__Available data__:
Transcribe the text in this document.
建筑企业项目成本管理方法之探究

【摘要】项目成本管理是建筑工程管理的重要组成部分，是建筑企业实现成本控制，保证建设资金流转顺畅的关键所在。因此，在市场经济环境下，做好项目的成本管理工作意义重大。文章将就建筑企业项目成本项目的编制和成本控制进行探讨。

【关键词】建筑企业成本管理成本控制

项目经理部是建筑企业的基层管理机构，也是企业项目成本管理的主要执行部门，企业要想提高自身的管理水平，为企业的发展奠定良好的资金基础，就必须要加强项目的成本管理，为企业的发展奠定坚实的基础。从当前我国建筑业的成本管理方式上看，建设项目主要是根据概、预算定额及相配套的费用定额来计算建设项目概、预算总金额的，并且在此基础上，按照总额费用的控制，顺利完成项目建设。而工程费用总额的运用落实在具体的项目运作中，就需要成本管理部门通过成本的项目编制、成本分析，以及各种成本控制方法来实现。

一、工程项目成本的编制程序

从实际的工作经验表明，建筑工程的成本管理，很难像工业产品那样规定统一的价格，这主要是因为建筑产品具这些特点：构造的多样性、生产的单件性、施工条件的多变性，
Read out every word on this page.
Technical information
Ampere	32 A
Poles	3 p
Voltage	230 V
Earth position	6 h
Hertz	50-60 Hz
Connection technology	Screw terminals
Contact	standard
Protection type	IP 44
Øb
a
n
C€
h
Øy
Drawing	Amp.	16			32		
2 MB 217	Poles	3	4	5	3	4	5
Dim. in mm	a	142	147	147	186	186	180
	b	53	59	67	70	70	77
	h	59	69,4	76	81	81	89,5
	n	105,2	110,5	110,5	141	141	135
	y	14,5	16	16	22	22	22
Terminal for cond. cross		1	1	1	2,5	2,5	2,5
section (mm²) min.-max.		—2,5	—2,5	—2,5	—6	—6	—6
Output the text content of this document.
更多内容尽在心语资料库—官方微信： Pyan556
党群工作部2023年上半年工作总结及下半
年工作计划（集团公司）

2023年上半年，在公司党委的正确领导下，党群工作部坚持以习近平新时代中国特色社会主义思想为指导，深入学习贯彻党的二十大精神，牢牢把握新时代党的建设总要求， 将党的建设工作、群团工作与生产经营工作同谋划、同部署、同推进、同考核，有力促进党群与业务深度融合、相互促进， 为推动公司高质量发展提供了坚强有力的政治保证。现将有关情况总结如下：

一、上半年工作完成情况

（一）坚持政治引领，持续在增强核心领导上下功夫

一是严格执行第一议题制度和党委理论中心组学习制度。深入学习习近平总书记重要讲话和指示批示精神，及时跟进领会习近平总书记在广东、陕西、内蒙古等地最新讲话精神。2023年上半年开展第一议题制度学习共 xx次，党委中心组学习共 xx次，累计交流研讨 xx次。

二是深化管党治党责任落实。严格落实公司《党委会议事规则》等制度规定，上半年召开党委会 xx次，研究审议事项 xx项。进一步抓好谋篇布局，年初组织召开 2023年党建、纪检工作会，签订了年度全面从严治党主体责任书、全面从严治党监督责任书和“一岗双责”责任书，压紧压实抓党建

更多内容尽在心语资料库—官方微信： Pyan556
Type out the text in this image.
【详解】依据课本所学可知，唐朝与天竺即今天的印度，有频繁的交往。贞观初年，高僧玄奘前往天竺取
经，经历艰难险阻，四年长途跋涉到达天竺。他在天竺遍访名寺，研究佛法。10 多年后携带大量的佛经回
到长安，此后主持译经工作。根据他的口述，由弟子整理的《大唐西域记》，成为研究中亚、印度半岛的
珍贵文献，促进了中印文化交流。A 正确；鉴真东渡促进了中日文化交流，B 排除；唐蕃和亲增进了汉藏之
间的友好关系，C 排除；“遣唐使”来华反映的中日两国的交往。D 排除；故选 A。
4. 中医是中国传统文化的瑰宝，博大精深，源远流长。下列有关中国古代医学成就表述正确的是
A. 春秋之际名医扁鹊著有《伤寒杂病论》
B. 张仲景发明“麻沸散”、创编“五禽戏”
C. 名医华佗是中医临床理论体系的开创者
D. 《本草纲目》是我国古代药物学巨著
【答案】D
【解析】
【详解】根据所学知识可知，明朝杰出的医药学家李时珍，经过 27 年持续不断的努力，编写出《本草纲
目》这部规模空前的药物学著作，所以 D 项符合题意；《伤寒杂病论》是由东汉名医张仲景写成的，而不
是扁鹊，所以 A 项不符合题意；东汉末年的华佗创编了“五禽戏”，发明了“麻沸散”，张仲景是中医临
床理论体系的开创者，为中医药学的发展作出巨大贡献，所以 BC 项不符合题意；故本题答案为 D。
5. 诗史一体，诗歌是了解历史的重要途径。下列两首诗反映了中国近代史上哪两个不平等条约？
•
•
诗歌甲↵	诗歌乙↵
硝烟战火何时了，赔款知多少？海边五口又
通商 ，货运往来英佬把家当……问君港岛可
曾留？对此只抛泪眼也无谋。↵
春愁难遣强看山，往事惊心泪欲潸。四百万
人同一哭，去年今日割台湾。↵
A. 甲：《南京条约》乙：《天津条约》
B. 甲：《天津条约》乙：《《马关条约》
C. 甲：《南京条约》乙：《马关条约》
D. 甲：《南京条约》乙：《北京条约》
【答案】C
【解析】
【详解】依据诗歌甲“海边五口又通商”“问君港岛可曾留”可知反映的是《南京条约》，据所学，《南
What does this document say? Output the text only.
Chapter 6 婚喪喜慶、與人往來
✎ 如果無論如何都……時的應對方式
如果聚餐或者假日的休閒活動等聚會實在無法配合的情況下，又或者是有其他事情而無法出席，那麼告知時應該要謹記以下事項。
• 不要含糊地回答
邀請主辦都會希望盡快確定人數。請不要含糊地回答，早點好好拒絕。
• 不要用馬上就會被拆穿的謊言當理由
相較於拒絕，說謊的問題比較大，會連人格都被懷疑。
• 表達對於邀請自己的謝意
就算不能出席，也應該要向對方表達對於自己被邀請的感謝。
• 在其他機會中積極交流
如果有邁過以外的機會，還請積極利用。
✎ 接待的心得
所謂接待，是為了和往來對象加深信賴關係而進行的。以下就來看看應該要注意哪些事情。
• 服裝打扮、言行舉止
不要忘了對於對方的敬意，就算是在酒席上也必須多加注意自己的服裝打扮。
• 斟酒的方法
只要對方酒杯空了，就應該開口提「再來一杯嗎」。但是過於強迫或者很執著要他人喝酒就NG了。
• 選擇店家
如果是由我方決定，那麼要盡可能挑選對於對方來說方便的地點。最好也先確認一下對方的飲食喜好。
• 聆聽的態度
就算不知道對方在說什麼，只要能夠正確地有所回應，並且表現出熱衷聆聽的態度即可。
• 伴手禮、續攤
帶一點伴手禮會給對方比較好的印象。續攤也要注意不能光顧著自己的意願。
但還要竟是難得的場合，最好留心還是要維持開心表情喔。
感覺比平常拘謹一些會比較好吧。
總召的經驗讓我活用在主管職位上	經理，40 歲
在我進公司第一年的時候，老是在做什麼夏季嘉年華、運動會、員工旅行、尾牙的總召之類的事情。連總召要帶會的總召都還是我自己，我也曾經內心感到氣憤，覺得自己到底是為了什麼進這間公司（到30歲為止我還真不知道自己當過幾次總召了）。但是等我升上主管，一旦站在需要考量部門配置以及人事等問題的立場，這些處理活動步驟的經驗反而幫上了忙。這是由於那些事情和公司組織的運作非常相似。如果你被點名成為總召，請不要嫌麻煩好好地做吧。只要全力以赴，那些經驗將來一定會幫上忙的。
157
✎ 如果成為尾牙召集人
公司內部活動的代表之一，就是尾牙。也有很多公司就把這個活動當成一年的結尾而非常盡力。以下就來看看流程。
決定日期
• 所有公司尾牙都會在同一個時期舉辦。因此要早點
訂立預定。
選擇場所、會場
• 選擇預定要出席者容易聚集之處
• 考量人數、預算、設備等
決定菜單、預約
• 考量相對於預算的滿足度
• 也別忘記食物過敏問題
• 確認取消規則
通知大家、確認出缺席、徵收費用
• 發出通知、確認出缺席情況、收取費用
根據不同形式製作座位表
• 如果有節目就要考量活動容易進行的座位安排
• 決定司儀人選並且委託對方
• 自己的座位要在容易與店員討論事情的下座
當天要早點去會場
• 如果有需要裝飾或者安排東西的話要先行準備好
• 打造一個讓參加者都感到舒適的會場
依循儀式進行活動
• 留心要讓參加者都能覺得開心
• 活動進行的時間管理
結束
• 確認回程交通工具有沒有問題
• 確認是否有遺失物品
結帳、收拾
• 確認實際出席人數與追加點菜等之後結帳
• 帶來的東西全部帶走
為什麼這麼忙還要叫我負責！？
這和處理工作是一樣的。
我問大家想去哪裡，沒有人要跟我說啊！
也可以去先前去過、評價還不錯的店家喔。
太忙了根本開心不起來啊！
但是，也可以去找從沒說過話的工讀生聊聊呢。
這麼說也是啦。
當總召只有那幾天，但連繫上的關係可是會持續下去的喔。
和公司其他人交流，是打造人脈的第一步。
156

__Goal__: Return each line that includes "伤寒杂病论".

__Response to this exercise__:
A. 春秋之际名医扁鹊著有《伤寒杂病论》
目》这部规模空前的药物学著作，所以 D 项符合题意；《伤寒杂病论》是由东汉名医张仲景写成的，而不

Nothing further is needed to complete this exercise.